[Records]
□ □ □ □ □
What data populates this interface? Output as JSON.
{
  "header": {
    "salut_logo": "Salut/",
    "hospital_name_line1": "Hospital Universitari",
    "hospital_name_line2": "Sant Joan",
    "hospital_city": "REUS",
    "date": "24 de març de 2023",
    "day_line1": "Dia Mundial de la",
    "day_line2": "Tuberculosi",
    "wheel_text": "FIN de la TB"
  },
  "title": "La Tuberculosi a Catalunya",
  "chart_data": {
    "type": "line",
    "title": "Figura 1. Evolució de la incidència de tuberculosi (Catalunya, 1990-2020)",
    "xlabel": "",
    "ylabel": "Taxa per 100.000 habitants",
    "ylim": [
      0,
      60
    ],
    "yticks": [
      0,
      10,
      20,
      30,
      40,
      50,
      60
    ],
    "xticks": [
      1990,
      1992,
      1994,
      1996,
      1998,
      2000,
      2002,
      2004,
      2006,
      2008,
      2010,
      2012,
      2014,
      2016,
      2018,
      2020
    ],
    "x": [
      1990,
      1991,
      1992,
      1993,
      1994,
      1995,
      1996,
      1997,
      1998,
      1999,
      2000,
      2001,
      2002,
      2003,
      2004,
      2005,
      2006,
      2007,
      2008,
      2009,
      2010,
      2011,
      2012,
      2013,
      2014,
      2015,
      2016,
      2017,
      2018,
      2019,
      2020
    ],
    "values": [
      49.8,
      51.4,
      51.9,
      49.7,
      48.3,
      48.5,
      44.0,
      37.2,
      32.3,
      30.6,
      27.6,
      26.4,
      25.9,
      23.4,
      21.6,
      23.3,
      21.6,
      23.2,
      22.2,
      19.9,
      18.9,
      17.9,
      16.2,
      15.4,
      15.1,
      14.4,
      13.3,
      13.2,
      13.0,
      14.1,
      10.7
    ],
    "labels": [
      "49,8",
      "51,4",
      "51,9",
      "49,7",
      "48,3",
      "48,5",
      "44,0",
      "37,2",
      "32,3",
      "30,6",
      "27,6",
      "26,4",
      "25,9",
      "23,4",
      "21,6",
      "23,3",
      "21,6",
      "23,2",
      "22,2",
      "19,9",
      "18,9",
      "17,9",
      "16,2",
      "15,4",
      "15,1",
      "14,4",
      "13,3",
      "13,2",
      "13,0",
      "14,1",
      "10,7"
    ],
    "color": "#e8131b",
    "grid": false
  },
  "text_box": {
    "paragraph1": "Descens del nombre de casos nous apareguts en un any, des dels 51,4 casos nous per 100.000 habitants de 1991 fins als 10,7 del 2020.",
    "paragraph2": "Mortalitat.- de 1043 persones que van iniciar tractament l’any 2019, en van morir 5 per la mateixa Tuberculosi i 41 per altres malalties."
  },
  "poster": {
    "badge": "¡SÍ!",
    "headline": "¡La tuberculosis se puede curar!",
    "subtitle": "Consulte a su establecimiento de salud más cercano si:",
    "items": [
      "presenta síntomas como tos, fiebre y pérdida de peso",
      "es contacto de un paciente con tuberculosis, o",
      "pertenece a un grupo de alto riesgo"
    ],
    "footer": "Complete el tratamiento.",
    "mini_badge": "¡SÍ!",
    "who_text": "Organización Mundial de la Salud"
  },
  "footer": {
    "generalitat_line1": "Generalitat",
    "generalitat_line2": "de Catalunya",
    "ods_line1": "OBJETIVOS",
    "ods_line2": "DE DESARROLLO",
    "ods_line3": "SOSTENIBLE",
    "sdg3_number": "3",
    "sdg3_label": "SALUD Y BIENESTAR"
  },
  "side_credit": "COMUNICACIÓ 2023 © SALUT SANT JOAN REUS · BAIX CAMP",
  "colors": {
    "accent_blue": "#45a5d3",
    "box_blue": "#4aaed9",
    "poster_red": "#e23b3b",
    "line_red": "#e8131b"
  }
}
□ □ □ □ □
● EXERCISE PROMPT:
Take the listing above and write it out again exactly.

● ANSWER FOR THE TASK:
What data populates this interface? Output as JSON.
{
  "header": {
    "salut_logo": "Salut/",
    "hospital_name_line1": "Hospital Universitari",
    "hospital_name_line2": "Sant Joan",
    "hospital_city": "REUS",
    "date": "24 de març de 2023",
    "day_line1": "Dia Mundial de la",
    "day_line2": "Tuberculosi",
    "wheel_text": "FIN de la TB"
  },
  "title": "La Tuberculosi a Catalunya",
  "chart_data": {
    "type": "line",
    "title": "Figura 1. Evolució de la incidència de tuberculosi (Catalunya, 1990-2020)",
    "xlabel": "",
    "ylabel": "Taxa per 100.000 habitants",
    "ylim": [
      0,
      60
    ],
    "yticks": [
      0,
      10,
      20,
      30,
      40,
      50,
      60
    ],
    "xticks": [
      1990,
      1992,
      1994,
      1996,
      1998,
      2000,
      2002,
      2004,
      2006,
      2008,
      2010,
      2012,
      2014,
      2016,
      2018,
      2020
    ],
    "x": [
      1990,
      1991,
      1992,
      1993,
      1994,
      1995,
      1996,
      1997,
      1998,
      1999,
      2000,
      2001,
      2002,
      2003,
      2004,
      2005,
      2006,
      2007,
      2008,
      2009,
      2010,
      2011,
      2012,
      2013,
      2014,
      2015,
      2016,
      2017,
      2018,
      2019,
      2020
    ],
    "values": [
      49.8,
      51.4,
      51.9,
      49.7,
      48.3,
      48.5,
      44.0,
      37.2,
      32.3,
      30.6,
      27.6,
      26.4,
      25.9,
      23.4,
      21.6,
      23.3,
      21.6,
      23.2,
      22.2,
      19.9,
      18.9,
      17.9,
      16.2,
      15.4,
      15.1,
      14.4,
      13.3,
      13.2,
      13.0,
      14.1,
      10.7
    ],
    "labels": [
      "49,8",
      "51,4",
      "51,9",
      "49,7",
      "48,3",
      "48,5",
      "44,0",
      "37,2",
      "32,3",
      "30,6",
      "27,6",
      "26,4",
      "25,9",
      "23,4",
      "21,6",
      "23,3",
      "21,6",
      "23,2",
      "22,2",
      "19,9",
      "18,9",
      "17,9",
      "16,2",
      "15,4",
      "15,1",
      "14,4",
      "13,3",
      "13,2",
      "13,0",
      "14,1",
      "10,7"
    ],
    "color": "#e8131b",
    "grid": false
  },
  "text_box": {
    "paragraph1": "Descens del nombre de casos nous apareguts en un any, des dels 51,4 casos nous per 100.000 habitants de 1991 fins als 10,7 del 2020.",
    "paragraph2": "Mortalitat.- de 1043 persones que van iniciar tractament l’any 2019, en van morir 5 per la mateixa Tuberculosi i 41 per altres malalties."
  },
  "poster": {
    "badge": "¡SÍ!",
    "headline": "¡La tuberculosis se puede curar!",
    "subtitle": "Consulte a su establecimiento de salud más cercano si:",
    "items": [
      "presenta síntomas como tos, fiebre y pérdida de peso",
      "es contacto de un paciente con tuberculosis, o",
      "pertenece a un grupo de alto riesgo"
    ],
    "footer": "Complete el tratamiento.",
    "mini_badge": "¡SÍ!",
    "who_text": "Organización Mundial de la Salud"
  },
  "footer": {
    "generalitat_line1": "Generalitat",
    "generalitat_line2": "de Catalunya",
    "ods_line1": "OBJETIVOS",
    "ods_line2": "DE DESARROLLO",
    "ods_line3": "SOSTENIBLE",
    "sdg3_number": "3",
    "sdg3_label": "SALUD Y BIENESTAR"
  },
  "side_credit": "COMUNICACIÓ 2023 © SALUT SANT JOAN REUS · BAIX CAMP",
  "colors": {
    "accent_blue": "#45a5d3",
    "box_blue": "#4aaed9",
    "poster_red": "#e23b3b",
    "line_red": "#e8131b"
  }
}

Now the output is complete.